[Dataset entries]
-*-*-
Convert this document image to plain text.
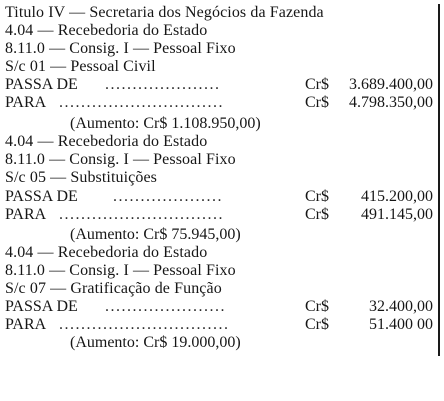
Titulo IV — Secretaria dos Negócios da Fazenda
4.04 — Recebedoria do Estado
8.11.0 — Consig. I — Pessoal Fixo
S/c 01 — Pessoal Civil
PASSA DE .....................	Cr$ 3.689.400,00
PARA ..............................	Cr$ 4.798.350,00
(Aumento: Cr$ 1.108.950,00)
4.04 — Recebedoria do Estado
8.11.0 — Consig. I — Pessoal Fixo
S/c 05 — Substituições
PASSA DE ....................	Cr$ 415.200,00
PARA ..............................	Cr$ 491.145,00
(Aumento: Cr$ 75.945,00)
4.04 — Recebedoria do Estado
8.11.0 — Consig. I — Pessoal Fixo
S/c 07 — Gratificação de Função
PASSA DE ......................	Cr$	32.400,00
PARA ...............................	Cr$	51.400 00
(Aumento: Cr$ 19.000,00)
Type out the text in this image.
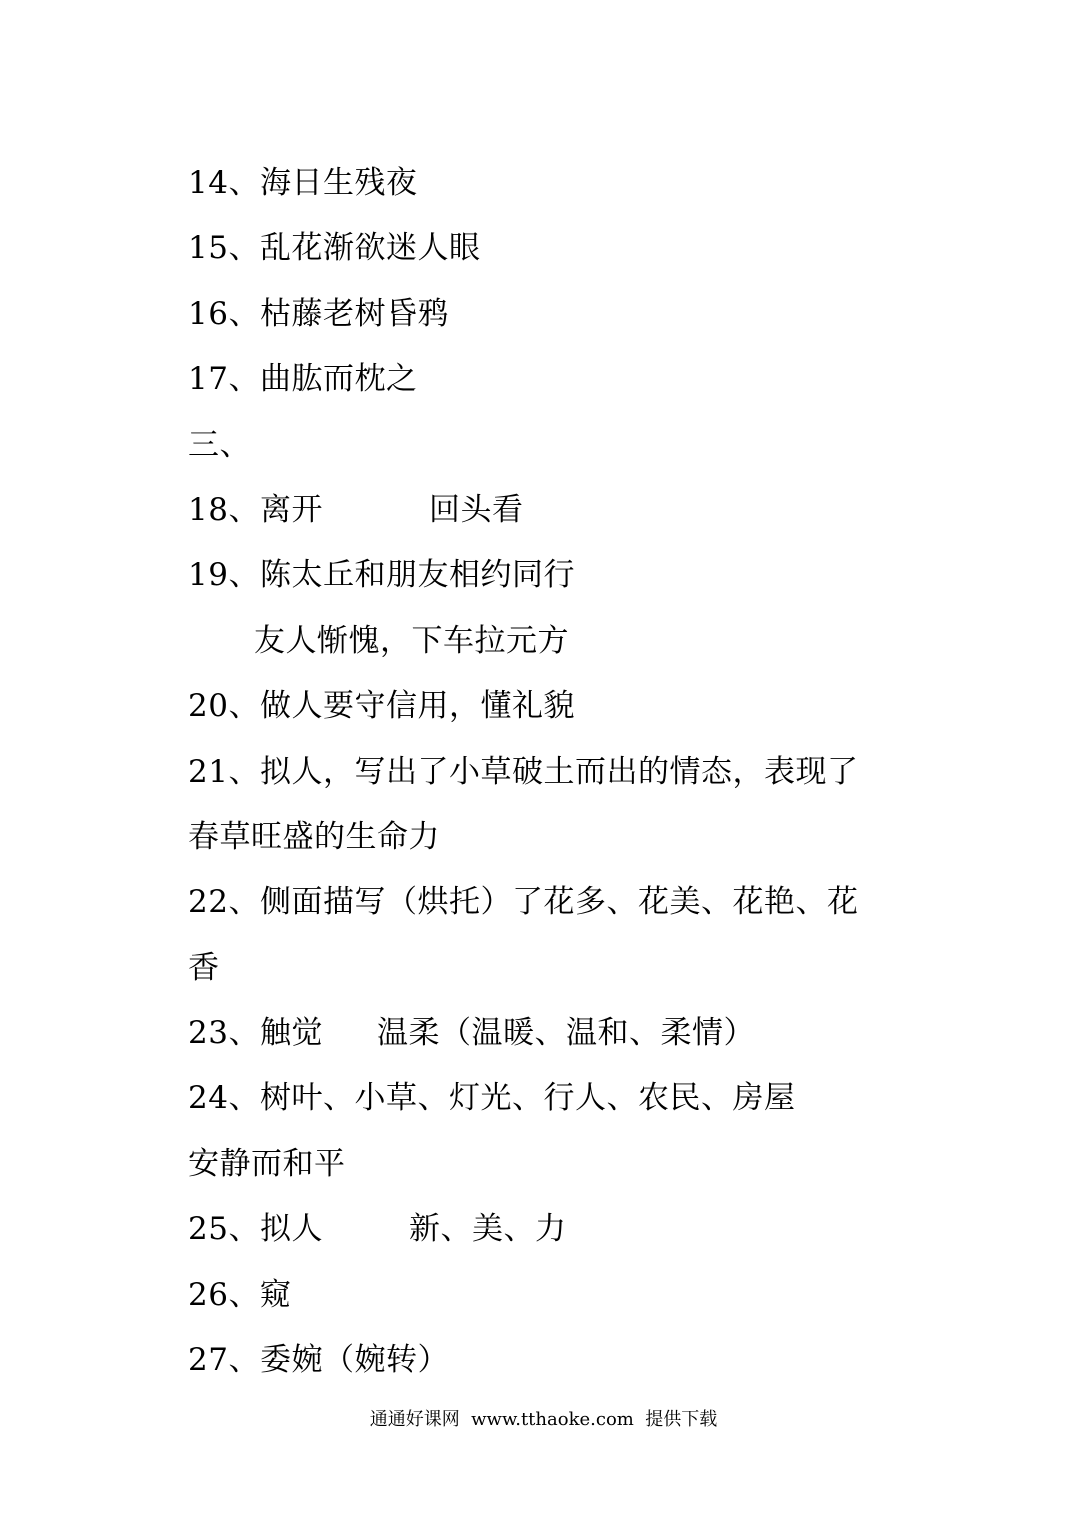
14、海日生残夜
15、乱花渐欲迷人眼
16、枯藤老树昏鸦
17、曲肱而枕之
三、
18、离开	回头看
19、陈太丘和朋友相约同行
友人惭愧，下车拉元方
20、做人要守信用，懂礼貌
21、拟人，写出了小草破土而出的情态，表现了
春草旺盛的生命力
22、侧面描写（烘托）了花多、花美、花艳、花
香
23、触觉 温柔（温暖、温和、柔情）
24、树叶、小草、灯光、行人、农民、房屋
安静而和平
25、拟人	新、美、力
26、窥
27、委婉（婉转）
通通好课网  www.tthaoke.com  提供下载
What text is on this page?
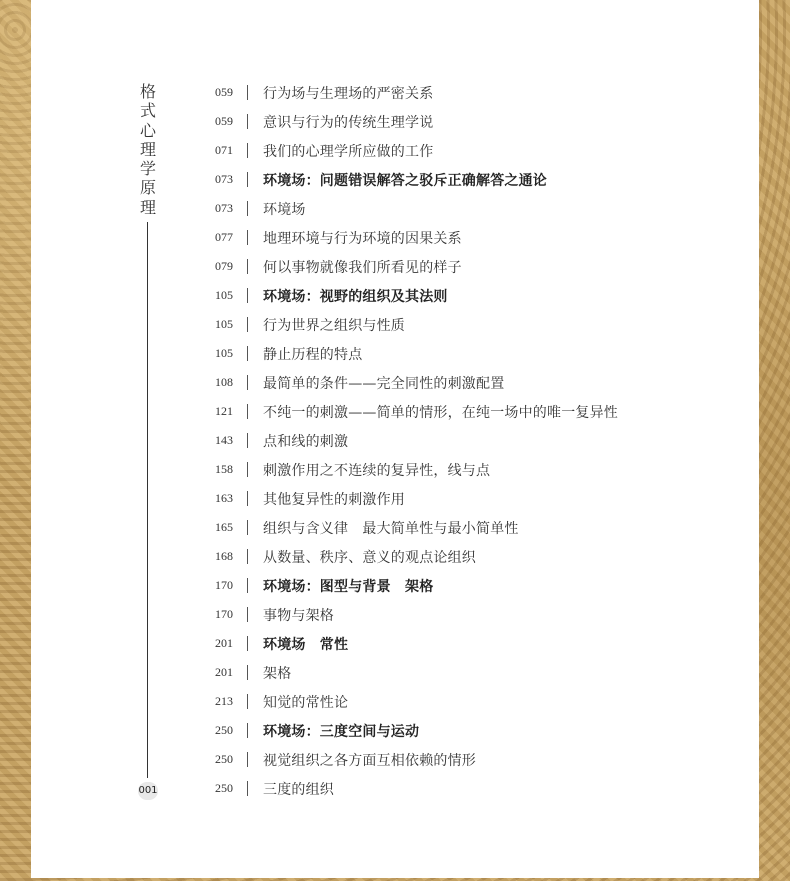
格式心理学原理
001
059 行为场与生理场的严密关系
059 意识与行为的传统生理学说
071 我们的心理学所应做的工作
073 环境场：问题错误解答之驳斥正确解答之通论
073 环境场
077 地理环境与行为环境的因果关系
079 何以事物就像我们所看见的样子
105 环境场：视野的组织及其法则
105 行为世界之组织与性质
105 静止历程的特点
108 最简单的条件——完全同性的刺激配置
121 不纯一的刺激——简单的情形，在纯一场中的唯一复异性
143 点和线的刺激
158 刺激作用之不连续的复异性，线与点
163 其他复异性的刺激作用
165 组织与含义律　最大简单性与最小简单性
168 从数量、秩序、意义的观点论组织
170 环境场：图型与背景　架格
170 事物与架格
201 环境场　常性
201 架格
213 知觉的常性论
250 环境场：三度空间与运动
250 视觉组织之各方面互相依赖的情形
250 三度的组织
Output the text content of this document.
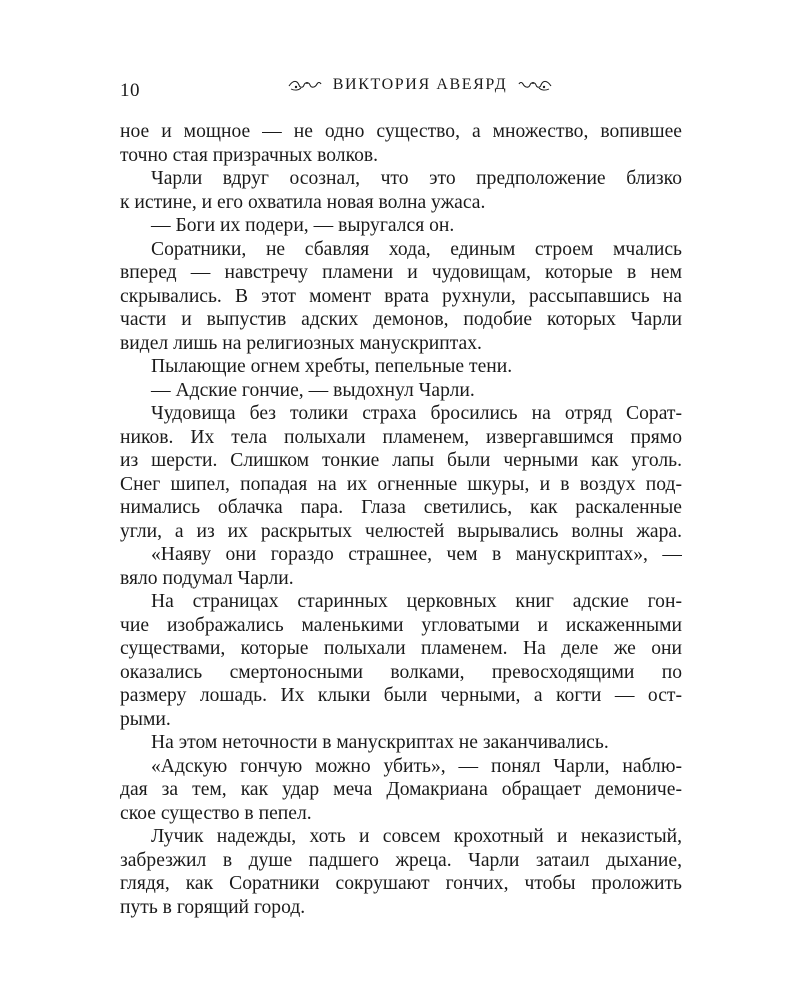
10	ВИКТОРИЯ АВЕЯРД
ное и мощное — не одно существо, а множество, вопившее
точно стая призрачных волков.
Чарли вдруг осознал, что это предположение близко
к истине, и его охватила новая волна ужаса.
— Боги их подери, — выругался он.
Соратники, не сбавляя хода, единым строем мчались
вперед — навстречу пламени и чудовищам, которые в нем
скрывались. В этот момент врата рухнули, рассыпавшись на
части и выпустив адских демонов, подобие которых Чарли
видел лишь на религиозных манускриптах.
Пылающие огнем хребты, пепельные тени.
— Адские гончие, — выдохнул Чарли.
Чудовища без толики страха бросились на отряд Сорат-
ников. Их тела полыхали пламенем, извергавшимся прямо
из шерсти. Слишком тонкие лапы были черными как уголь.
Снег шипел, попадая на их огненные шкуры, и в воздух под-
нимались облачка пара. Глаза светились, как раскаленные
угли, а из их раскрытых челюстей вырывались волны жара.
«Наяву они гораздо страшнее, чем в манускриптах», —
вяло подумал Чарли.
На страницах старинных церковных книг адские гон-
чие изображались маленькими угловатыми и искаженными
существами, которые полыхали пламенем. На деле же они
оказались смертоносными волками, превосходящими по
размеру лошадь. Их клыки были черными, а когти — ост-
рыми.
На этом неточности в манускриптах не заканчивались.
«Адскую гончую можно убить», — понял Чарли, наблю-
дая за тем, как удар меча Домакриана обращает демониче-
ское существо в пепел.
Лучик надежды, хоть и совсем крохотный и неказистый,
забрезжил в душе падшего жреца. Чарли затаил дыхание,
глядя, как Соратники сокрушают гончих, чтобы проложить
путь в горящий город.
-*-*-
**The problem:**
Reproduce the full listing above verbatim, with no pictures included.

**Full solution:**
Convert this document image to plain text.
Titulo IV — Secretaria dos Negócios da Fazenda
4.04 — Recebedoria do Estado
8.11.0 — Consig. I — Pessoal Fixo
S/c 01 — Pessoal Civil
PASSA DE .....................	Cr$ 3.689.400,00
PARA ..............................	Cr$ 4.798.350,00
(Aumento: Cr$ 1.108.950,00)
4.04 — Recebedoria do Estado
8.11.0 — Consig. I — Pessoal Fixo
S/c 05 — Substituições
PASSA DE ....................	Cr$ 415.200,00
PARA ..............................	Cr$ 491.145,00
(Aumento: Cr$ 75.945,00)
4.04 — Recebedoria do Estado
8.11.0 — Consig. I — Pessoal Fixo
S/c 07 — Gratificação de Função
PASSA DE ......................	Cr$	32.400,00
PARA ...............................	Cr$	51.400 00
(Aumento: Cr$ 19.000,00)
Type out the text in this image.
14、海日生残夜
15、乱花渐欲迷人眼
16、枯藤老树昏鸦
17、曲肱而枕之
三、
18、离开	回头看
19、陈太丘和朋友相约同行
友人惭愧，下车拉元方
20、做人要守信用，懂礼貌
21、拟人，写出了小草破土而出的情态，表现了
春草旺盛的生命力
22、侧面描写（烘托）了花多、花美、花艳、花
香
23、触觉 温柔（温暖、温和、柔情）
24、树叶、小草、灯光、行人、农民、房屋
安静而和平
25、拟人	新、美、力
26、窥
27、委婉（婉转）
通通好课网  www.tthaoke.com  提供下载
What text is on this page?
格式心理学原理
001
059 行为场与生理场的严密关系
059 意识与行为的传统生理学说
071 我们的心理学所应做的工作
073 环境场：问题错误解答之驳斥正确解答之通论
073 环境场
077 地理环境与行为环境的因果关系
079 何以事物就像我们所看见的样子
105 环境场：视野的组织及其法则
105 行为世界之组织与性质
105 静止历程的特点
108 最简单的条件——完全同性的刺激配置
121 不纯一的刺激——简单的情形，在纯一场中的唯一复异性
143 点和线的刺激
158 刺激作用之不连续的复异性，线与点
163 其他复异性的刺激作用
165 组织与含义律　最大简单性与最小简单性
168 从数量、秩序、意义的观点论组织
170 环境场：图型与背景　架格
170 事物与架格
201 环境场　常性
201 架格
213 知觉的常性论
250 环境场：三度空间与运动
250 视觉组织之各方面互相依赖的情形
250 三度的组织
Output the text content of this document.
10	ВИКТОРИЯ АВЕЯРД
ное и мощное — не одно существо, а множество, вопившее
точно стая призрачных волков.
Чарли вдруг осознал, что это предположение близко
к истине, и его охватила новая волна ужаса.
— Боги их подери, — выругался он.
Соратники, не сбавляя хода, единым строем мчались
вперед — навстречу пламени и чудовищам, которые в нем
скрывались. В этот момент врата рухнули, рассыпавшись на
части и выпустив адских демонов, подобие которых Чарли
видел лишь на религиозных манускриптах.
Пылающие огнем хребты, пепельные тени.
— Адские гончие, — выдохнул Чарли.
Чудовища без толики страха бросились на отряд Сорат-
ников. Их тела полыхали пламенем, извергавшимся прямо
из шерсти. Слишком тонкие лапы были черными как уголь.
Снег шипел, попадая на их огненные шкуры, и в воздух под-
нимались облачка пара. Глаза светились, как раскаленные
угли, а из их раскрытых челюстей вырывались волны жара.
«Наяву они гораздо страшнее, чем в манускриптах», —
вяло подумал Чарли.
На страницах старинных церковных книг адские гон-
чие изображались маленькими угловатыми и искаженными
существами, которые полыхали пламенем. На деле же они
оказались смертоносными волками, превосходящими по
размеру лошадь. Их клыки были черными, а когти — ост-
рыми.
На этом неточности в манускриптах не заканчивались.
«Адскую гончую можно убить», — понял Чарли, наблю-
дая за тем, как удар меча Домакриана обращает демониче-
ское существо в пепел.
Лучик надежды, хоть и совсем крохотный и неказистый,
забрезжил в душе падшего жреца. Чарли затаил дыхание,
глядя, как Соратники сокрушают гончих, чтобы проложить
путь в горящий город.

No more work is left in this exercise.